What the task asks
Collect every line below that contains the word "this".

BEGIN Material for the task

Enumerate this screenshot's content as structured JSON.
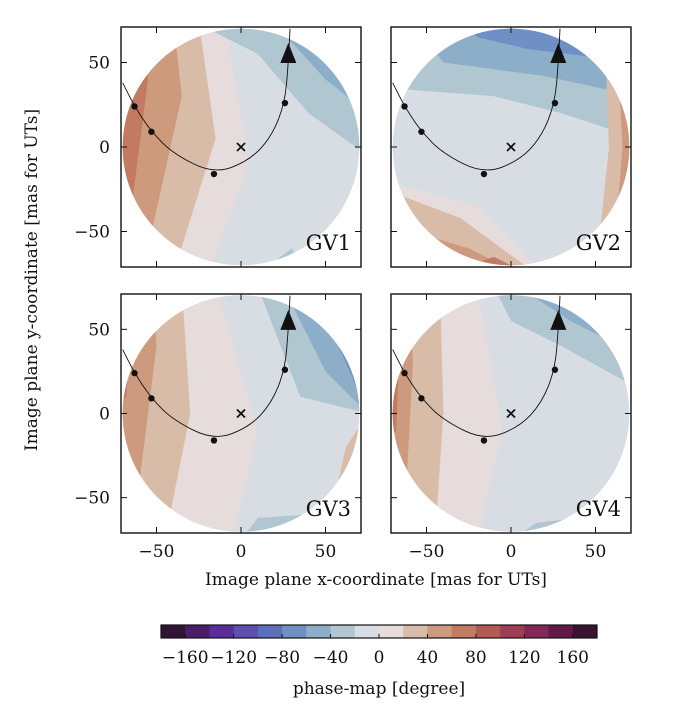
{
  "chart_data": {
    "type": "contour-phase-map",
    "panels": [
      {
        "name": "GV1",
        "label": "GV1"
      },
      {
        "name": "GV2",
        "label": "GV2"
      },
      {
        "name": "GV3",
        "label": "GV3"
      },
      {
        "name": "GV4",
        "label": "GV4"
      }
    ],
    "xlabel": "Image plane x-coordinate [mas for UTs]",
    "ylabel": "Image plane y-coordinate [mas for UTs]",
    "xlim": [
      -71,
      71
    ],
    "ylim": [
      -71,
      71
    ],
    "xticks": [
      -50,
      0,
      50
    ],
    "yticks": [
      50,
      0,
      -50
    ],
    "xtick_labels": [
      "−50",
      "0",
      "50"
    ],
    "ytick_labels": [
      "50",
      "0",
      "−50"
    ],
    "field_radius": 70,
    "trajectory_points": [
      [
        -63,
        24
      ],
      [
        -53,
        9
      ],
      [
        -16,
        -16
      ],
      [
        26,
        26
      ]
    ],
    "trajectory_arrow": [
      28,
      55
    ],
    "center_marker": [
      0,
      0
    ],
    "colorbar": {
      "label": "phase-map [degree]",
      "range": [
        -180,
        180
      ],
      "tick_values": [
        -160,
        -120,
        -80,
        -40,
        0,
        40,
        80,
        120,
        160
      ],
      "tick_labels": [
        "−160",
        "−120",
        "−80",
        "−40",
        "0",
        "40",
        "80",
        "120",
        "160"
      ],
      "colors": [
        "#2f1436",
        "#4a1e6b",
        "#5a2e9a",
        "#5e4fae",
        "#5e6fba",
        "#6f90c4",
        "#8caec8",
        "#b0c6d0",
        "#d8dde4",
        "#e6dcdc",
        "#d9bca8",
        "#cd9a7e",
        "#c27a62",
        "#b35a55",
        "#9d3d56",
        "#832755",
        "#641a48",
        "#3a1330"
      ]
    }
  }
}
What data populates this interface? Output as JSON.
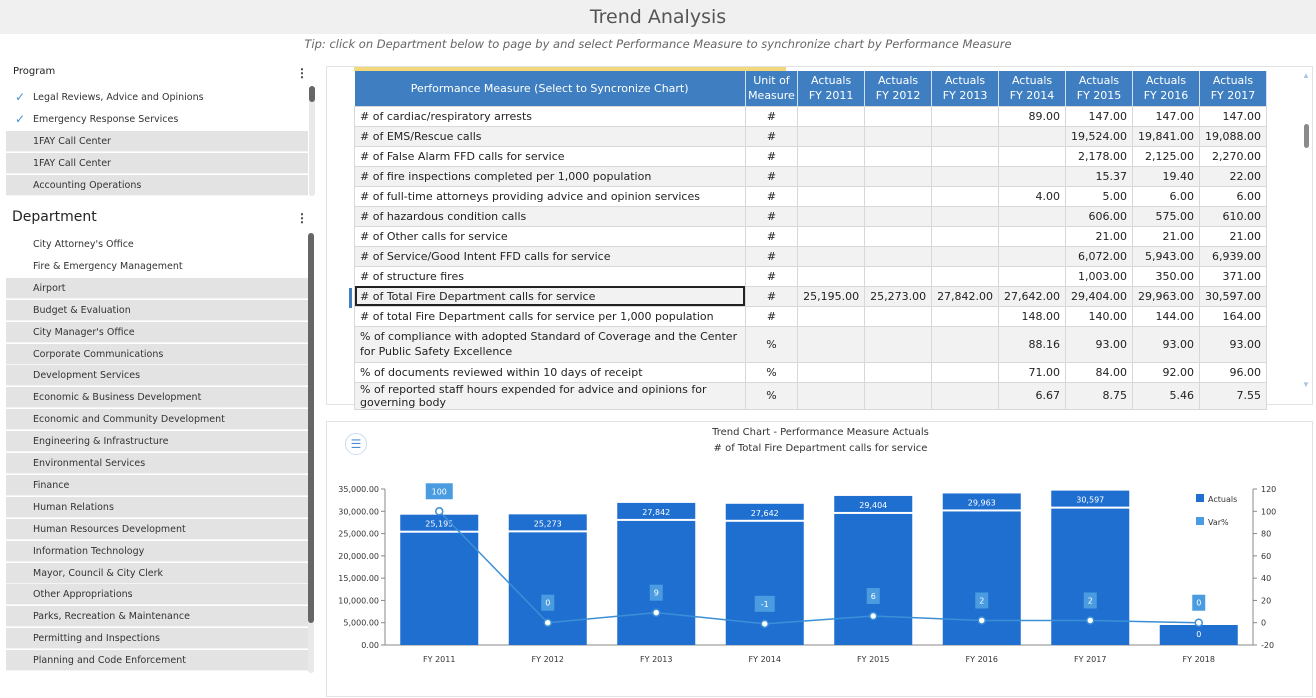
{
  "page": {
    "title": "Trend Analysis",
    "tip": "Tip: click on Department below to page by and select Performance Measure to synchronize chart by Performance Measure"
  },
  "program_slicer": {
    "header": "Program",
    "items": [
      {
        "label": "Legal Reviews, Advice and Opinions",
        "selected": true
      },
      {
        "label": "Emergency Response Services",
        "selected": true
      },
      {
        "label": "1FAY Call Center",
        "selected": false
      },
      {
        "label": "1FAY Call Center",
        "selected": false
      },
      {
        "label": "Accounting Operations",
        "selected": false
      }
    ]
  },
  "department_slicer": {
    "header": "Department",
    "items": [
      {
        "label": "City Attorney's Office",
        "selected": true
      },
      {
        "label": "Fire & Emergency Management",
        "selected": true
      },
      {
        "label": "Airport",
        "selected": false
      },
      {
        "label": "Budget & Evaluation",
        "selected": false
      },
      {
        "label": "City Manager's Office",
        "selected": false
      },
      {
        "label": "Corporate Communications",
        "selected": false
      },
      {
        "label": "Development Services",
        "selected": false
      },
      {
        "label": "Economic & Business Development",
        "selected": false
      },
      {
        "label": "Economic and Community Development",
        "selected": false
      },
      {
        "label": "Engineering & Infrastructure",
        "selected": false
      },
      {
        "label": "Environmental Services",
        "selected": false
      },
      {
        "label": "Finance",
        "selected": false
      },
      {
        "label": "Human Relations",
        "selected": false
      },
      {
        "label": "Human Resources Development",
        "selected": false
      },
      {
        "label": "Information Technology",
        "selected": false
      },
      {
        "label": "Mayor, Council & City Clerk",
        "selected": false
      },
      {
        "label": "Other Appropriations",
        "selected": false
      },
      {
        "label": "Parks, Recreation & Maintenance",
        "selected": false
      },
      {
        "label": "Permitting and Inspections",
        "selected": false
      },
      {
        "label": "Planning and Code Enforcement",
        "selected": false
      }
    ]
  },
  "table": {
    "headers": {
      "measure": "Performance Measure (Select to Syncronize Chart)",
      "unit": [
        "Unit of",
        "Measure"
      ],
      "years": [
        [
          "Actuals",
          "FY 2011"
        ],
        [
          "Actuals",
          "FY 2012"
        ],
        [
          "Actuals",
          "FY 2013"
        ],
        [
          "Actuals",
          "FY 2014"
        ],
        [
          "Actuals",
          "FY 2015"
        ],
        [
          "Actuals",
          "FY 2016"
        ],
        [
          "Actuals",
          "FY 2017"
        ]
      ]
    },
    "rows": [
      {
        "measure": "# of cardiac/respiratory arrests",
        "unit": "#",
        "values": [
          "",
          "",
          "",
          "89.00",
          "147.00",
          "147.00",
          "147.00"
        ]
      },
      {
        "measure": "# of EMS/Rescue calls",
        "unit": "#",
        "values": [
          "",
          "",
          "",
          "",
          "19,524.00",
          "19,841.00",
          "19,088.00"
        ]
      },
      {
        "measure": "# of False Alarm FFD calls for service",
        "unit": "#",
        "values": [
          "",
          "",
          "",
          "",
          "2,178.00",
          "2,125.00",
          "2,270.00"
        ]
      },
      {
        "measure": "# of fire inspections completed per 1,000 population",
        "unit": "#",
        "values": [
          "",
          "",
          "",
          "",
          "15.37",
          "19.40",
          "22.00"
        ]
      },
      {
        "measure": "# of full-time attorneys providing advice and opinion services",
        "unit": "#",
        "values": [
          "",
          "",
          "",
          "4.00",
          "5.00",
          "6.00",
          "6.00"
        ]
      },
      {
        "measure": "# of hazardous condition calls",
        "unit": "#",
        "values": [
          "",
          "",
          "",
          "",
          "606.00",
          "575.00",
          "610.00"
        ]
      },
      {
        "measure": "# of Other calls for service",
        "unit": "#",
        "values": [
          "",
          "",
          "",
          "",
          "21.00",
          "21.00",
          "21.00"
        ]
      },
      {
        "measure": "# of Service/Good Intent FFD calls for service",
        "unit": "#",
        "values": [
          "",
          "",
          "",
          "",
          "6,072.00",
          "5,943.00",
          "6,939.00"
        ]
      },
      {
        "measure": "# of structure fires",
        "unit": "#",
        "values": [
          "",
          "",
          "",
          "",
          "1,003.00",
          "350.00",
          "371.00"
        ]
      },
      {
        "measure": "# of Total Fire Department calls for service",
        "unit": "#",
        "values": [
          "25,195.00",
          "25,273.00",
          "27,842.00",
          "27,642.00",
          "29,404.00",
          "29,963.00",
          "30,597.00"
        ],
        "active": true
      },
      {
        "measure": "# of total Fire Department calls for service per 1,000 population",
        "unit": "#",
        "values": [
          "",
          "",
          "",
          "148.00",
          "140.00",
          "144.00",
          "164.00"
        ]
      },
      {
        "measure": "% of  compliance with adopted Standard of Coverage and the Center for Public Safety Excellence",
        "unit": "%",
        "values": [
          "",
          "",
          "",
          "88.16",
          "93.00",
          "93.00",
          "93.00"
        ],
        "tall": true
      },
      {
        "measure": "% of documents reviewed within 10 days of receipt",
        "unit": "%",
        "values": [
          "",
          "",
          "",
          "71.00",
          "84.00",
          "92.00",
          "96.00"
        ]
      },
      {
        "measure": "% of reported staff hours expended for advice and opinions for governing body",
        "unit": "%",
        "values": [
          "",
          "",
          "",
          "6.67",
          "8.75",
          "5.46",
          "7.55"
        ]
      }
    ]
  },
  "chart_data": {
    "type": "bar",
    "title": "Trend Chart - Performance Measure Actuals",
    "subtitle": "# of Total Fire Department calls for service",
    "categories": [
      "FY 2011",
      "FY 2012",
      "FY 2013",
      "FY 2014",
      "FY 2015",
      "FY 2016",
      "FY 2017",
      "FY 2018"
    ],
    "series": [
      {
        "name": "Actuals",
        "type": "bar",
        "axis": "left",
        "values": [
          25195,
          25273,
          27842,
          27642,
          29404,
          29963,
          30597,
          0
        ],
        "labels": [
          "25,195",
          "25,273",
          "27,842",
          "27,642",
          "29,404",
          "29,963",
          "30,597",
          "0"
        ]
      },
      {
        "name": "Var%",
        "type": "line",
        "axis": "right",
        "values": [
          100,
          0,
          9,
          -1,
          6,
          2,
          2,
          0
        ],
        "labels": [
          "100",
          "0",
          "9",
          "-1",
          "6",
          "2",
          "2",
          "0"
        ]
      }
    ],
    "left_axis": {
      "min": 0,
      "max": 35000,
      "ticks": [
        "0.00",
        "5,000.00",
        "10,000.00",
        "15,000.00",
        "20,000.00",
        "25,000.00",
        "30,000.00",
        "35,000.00"
      ]
    },
    "right_axis": {
      "min": -20,
      "max": 120,
      "ticks": [
        "-20",
        "0",
        "20",
        "40",
        "60",
        "80",
        "100",
        "120"
      ]
    },
    "legend_position": "top-right",
    "colors": {
      "bar": "#1f6fd1",
      "line": "#3b8fd6",
      "label_bg": "#1f6fd1"
    }
  },
  "colors": {
    "header_blue": "#3f7fc1",
    "accent": "#4a8fd0"
  }
}
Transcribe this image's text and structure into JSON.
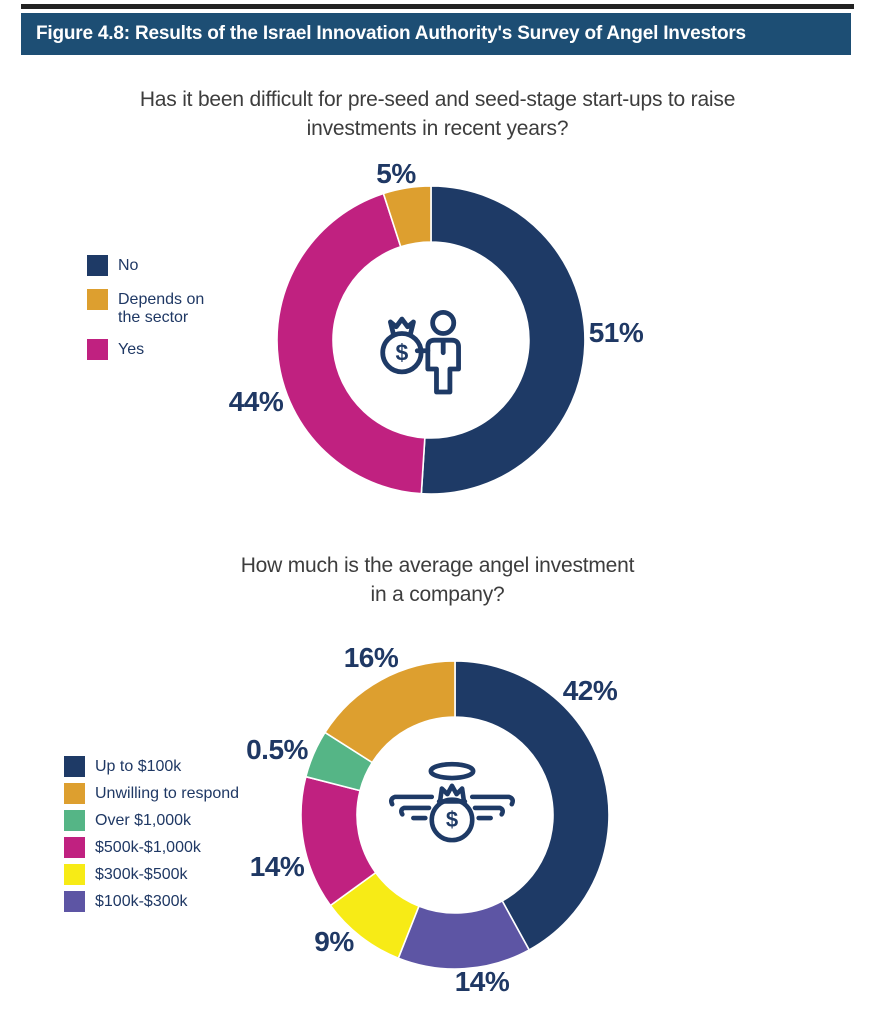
{
  "palette": {
    "header_bg": "#1d4e74",
    "top_strip": "#222222",
    "label_text": "#1f3864",
    "title_text": "#3d3d3d",
    "navy": "#1e3a66",
    "orange": "#dd9f2f",
    "magenta": "#c02180",
    "green": "#55b586",
    "yellow": "#f7eb16",
    "purple": "#5d55a4"
  },
  "header": {
    "title": "Figure 4.8: Results of the Israel Innovation Authority's Survey of Angel Investors"
  },
  "chart_data": [
    {
      "type": "pie",
      "donut": true,
      "legend_position": "left",
      "start_angle_deg": 0,
      "title": "Has it been difficult for pre-seed and seed-stage start-ups to raise investments in recent years?",
      "title_lines": [
        "Has it been difficult for pre-seed and seed-stage start-ups to raise",
        "investments in recent years?"
      ],
      "center_icon": "investor-with-money-bag",
      "slices": [
        {
          "label": "No",
          "value": 51,
          "value_label": "51%",
          "color": "#1e3a66"
        },
        {
          "label": "Depends on the sector",
          "value": 5,
          "value_label": "5%",
          "color": "#dd9f2f"
        },
        {
          "label": "Yes",
          "value": 44,
          "value_label": "44%",
          "color": "#c02180"
        }
      ],
      "draw_order": [
        0,
        2,
        1
      ]
    },
    {
      "type": "pie",
      "donut": true,
      "legend_position": "left",
      "start_angle_deg": 0,
      "title": "How much is the average angel investment in a company?",
      "title_lines": [
        "How much is the average angel investment",
        "in a company?"
      ],
      "center_icon": "winged-money-bag-with-halo",
      "slices": [
        {
          "label": "Up to $100k",
          "value": 42,
          "value_label": "42%",
          "color": "#1e3a66"
        },
        {
          "label": "Unwilling to respond",
          "value": 16,
          "value_label": "16%",
          "color": "#dd9f2f"
        },
        {
          "label": "Over $1,000k",
          "value": 0.5,
          "value_label": "0.5%",
          "color": "#55b586",
          "drawn_value": 5
        },
        {
          "label": "$500k-$1,000k",
          "value": 14,
          "value_label": "14%",
          "color": "#c02180"
        },
        {
          "label": "$300k-$500k",
          "value": 9,
          "value_label": "9%",
          "color": "#f7eb16"
        },
        {
          "label": "$100k-$300k",
          "value": 14,
          "value_label": "14%",
          "color": "#5d55a4"
        }
      ],
      "draw_order": [
        0,
        5,
        4,
        3,
        2,
        1
      ]
    }
  ]
}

END Material for the task

In response
Enumerate this screenshot's content as structured JSON.
What data populates this interface? Output as JSON.
Transcribe this image's text and structure into JSON.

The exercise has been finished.